- GIVEN EXERCISE -
Pick out the lines below with "tahun" and list them.

- EXCERPTED DATA -

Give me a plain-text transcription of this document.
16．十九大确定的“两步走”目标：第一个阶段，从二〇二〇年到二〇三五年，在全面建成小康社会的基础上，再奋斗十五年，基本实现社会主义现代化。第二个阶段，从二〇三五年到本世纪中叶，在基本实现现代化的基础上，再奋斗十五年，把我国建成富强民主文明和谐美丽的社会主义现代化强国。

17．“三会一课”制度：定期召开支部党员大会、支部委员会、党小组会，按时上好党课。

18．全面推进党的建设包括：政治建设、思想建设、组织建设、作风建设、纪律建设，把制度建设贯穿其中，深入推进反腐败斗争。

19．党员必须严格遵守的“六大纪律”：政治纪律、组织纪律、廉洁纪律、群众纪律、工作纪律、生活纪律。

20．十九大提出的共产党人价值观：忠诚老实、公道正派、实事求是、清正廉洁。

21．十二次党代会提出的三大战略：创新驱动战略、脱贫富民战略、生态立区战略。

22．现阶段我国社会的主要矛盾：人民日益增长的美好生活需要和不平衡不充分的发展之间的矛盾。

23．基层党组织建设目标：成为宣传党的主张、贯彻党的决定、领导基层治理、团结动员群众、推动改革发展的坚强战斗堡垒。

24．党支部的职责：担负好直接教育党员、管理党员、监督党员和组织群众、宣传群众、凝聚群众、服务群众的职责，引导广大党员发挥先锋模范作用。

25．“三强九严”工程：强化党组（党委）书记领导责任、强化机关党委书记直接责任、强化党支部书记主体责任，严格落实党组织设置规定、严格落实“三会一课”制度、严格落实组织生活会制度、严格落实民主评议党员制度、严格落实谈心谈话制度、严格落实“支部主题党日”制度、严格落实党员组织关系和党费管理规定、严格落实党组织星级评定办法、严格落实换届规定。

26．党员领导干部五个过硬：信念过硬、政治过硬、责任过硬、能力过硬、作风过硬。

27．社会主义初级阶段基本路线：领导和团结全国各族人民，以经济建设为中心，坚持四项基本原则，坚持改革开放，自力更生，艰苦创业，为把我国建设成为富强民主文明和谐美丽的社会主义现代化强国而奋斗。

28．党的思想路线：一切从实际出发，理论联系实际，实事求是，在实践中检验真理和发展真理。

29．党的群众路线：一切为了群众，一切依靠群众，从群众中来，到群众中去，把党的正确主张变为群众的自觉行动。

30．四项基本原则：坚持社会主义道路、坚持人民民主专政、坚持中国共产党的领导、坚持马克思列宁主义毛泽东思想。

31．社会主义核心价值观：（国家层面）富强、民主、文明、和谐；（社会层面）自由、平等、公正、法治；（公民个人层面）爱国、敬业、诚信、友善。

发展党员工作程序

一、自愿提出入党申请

* * *

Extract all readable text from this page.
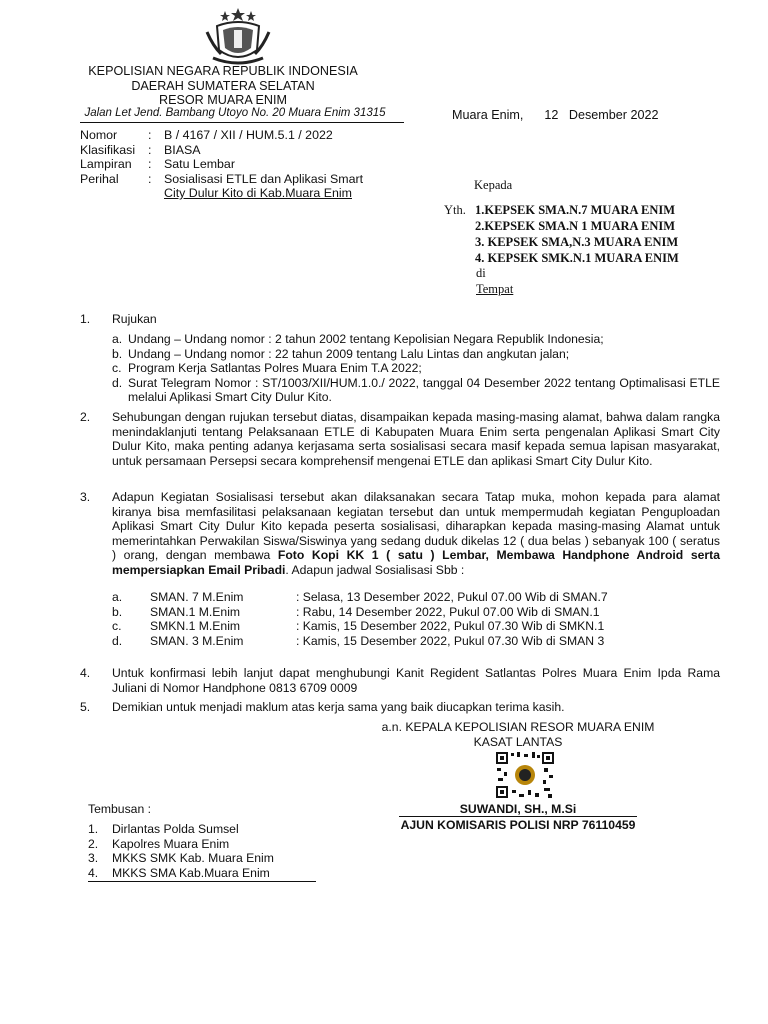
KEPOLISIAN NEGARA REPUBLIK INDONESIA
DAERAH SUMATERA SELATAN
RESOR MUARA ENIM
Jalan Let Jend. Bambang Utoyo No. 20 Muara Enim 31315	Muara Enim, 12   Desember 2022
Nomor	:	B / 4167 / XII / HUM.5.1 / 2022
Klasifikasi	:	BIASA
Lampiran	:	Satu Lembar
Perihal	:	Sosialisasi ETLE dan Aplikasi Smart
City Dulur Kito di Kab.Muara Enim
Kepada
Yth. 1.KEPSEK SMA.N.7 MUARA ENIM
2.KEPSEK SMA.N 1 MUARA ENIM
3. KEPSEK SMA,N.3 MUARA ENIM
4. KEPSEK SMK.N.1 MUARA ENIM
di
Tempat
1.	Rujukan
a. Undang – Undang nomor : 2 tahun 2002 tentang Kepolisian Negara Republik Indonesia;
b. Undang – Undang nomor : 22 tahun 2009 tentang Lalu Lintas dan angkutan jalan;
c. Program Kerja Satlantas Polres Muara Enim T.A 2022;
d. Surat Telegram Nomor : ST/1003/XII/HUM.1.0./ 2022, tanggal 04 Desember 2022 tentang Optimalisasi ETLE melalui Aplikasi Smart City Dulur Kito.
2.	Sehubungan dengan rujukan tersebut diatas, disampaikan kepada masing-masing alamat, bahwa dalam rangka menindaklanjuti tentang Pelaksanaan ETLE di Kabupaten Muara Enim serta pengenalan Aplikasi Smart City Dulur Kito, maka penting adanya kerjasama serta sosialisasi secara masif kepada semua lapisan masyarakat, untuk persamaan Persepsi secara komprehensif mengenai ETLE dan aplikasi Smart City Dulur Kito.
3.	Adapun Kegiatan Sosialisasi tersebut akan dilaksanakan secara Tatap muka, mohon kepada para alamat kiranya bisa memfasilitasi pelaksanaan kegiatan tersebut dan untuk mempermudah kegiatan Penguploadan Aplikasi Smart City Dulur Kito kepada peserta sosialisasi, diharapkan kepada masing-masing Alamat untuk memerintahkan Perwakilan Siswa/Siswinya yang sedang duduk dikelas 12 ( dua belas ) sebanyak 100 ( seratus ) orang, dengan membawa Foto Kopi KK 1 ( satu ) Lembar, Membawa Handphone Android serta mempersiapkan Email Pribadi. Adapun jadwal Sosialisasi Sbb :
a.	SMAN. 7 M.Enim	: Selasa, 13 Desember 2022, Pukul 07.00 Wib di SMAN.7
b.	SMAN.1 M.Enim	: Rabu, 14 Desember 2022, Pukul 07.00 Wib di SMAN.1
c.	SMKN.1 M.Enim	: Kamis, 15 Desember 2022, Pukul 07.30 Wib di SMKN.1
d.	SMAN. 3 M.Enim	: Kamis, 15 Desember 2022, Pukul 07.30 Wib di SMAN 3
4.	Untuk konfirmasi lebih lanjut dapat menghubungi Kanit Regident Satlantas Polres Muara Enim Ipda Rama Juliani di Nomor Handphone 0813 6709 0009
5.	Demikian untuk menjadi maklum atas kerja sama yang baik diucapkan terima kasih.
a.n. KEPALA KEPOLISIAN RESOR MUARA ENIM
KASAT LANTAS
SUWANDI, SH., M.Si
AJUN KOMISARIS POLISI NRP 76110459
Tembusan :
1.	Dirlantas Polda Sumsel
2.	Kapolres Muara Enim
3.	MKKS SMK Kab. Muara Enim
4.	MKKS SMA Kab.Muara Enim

* * *

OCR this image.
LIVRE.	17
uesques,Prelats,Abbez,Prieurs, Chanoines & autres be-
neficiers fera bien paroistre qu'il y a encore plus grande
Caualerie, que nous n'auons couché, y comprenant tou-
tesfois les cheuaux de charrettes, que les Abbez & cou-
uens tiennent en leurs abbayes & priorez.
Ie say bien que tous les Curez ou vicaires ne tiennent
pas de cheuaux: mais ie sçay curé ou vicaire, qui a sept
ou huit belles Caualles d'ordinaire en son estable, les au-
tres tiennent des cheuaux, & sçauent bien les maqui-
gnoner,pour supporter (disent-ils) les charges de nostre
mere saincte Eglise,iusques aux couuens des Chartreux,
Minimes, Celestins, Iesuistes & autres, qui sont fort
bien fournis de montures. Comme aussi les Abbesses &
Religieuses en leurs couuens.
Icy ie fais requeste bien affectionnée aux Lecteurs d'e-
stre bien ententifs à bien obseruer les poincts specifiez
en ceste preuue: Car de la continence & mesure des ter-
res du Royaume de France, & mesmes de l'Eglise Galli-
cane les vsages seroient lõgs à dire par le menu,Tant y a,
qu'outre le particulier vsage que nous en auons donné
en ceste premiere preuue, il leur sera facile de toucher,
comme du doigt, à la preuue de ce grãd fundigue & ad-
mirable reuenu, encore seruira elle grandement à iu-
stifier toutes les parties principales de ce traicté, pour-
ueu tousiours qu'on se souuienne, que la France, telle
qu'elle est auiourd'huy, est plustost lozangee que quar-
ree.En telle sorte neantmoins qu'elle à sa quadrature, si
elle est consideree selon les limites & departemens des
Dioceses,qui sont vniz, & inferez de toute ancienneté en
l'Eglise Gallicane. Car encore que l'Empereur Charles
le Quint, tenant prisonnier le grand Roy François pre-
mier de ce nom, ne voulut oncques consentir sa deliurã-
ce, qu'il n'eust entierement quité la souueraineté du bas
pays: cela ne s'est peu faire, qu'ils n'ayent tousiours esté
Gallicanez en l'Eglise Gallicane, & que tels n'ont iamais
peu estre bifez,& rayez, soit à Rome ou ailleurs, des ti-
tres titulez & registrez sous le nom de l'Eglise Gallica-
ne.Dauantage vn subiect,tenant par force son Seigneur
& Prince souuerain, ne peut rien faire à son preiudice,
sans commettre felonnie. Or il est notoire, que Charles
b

- RESULT OF THIS EXERCISE -
a. Undang – Undang nomor : 2 tahun 2002 tentang Kepolisian Negara Republik Indonesia;
b. Undang – Undang nomor : 22 tahun 2009 tentang Lalu Lintas dan angkutan jalan;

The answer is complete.